TO BE DONE:
From the data that follows, report how many lines hold the string "базы", giving only the number.

EXTRACTED INFORMATION:
============================================================

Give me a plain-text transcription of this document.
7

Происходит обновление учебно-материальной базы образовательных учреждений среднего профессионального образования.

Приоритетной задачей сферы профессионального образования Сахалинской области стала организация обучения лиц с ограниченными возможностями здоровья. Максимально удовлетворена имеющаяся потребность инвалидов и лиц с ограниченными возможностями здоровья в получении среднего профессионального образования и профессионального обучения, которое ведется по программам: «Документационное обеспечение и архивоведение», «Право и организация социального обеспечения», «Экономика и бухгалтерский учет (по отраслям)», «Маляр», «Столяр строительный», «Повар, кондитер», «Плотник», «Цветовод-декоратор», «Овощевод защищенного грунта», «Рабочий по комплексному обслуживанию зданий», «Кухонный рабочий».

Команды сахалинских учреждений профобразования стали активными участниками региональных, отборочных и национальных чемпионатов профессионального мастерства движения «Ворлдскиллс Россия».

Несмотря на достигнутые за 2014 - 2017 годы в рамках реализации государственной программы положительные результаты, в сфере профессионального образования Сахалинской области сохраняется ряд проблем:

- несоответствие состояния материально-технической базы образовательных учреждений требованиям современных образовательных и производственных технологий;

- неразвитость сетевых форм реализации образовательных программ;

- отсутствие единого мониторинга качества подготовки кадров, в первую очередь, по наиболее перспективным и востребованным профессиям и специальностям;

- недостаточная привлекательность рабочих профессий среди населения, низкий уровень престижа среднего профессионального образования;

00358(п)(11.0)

============================================================

EXERCISE OUTPUT:
2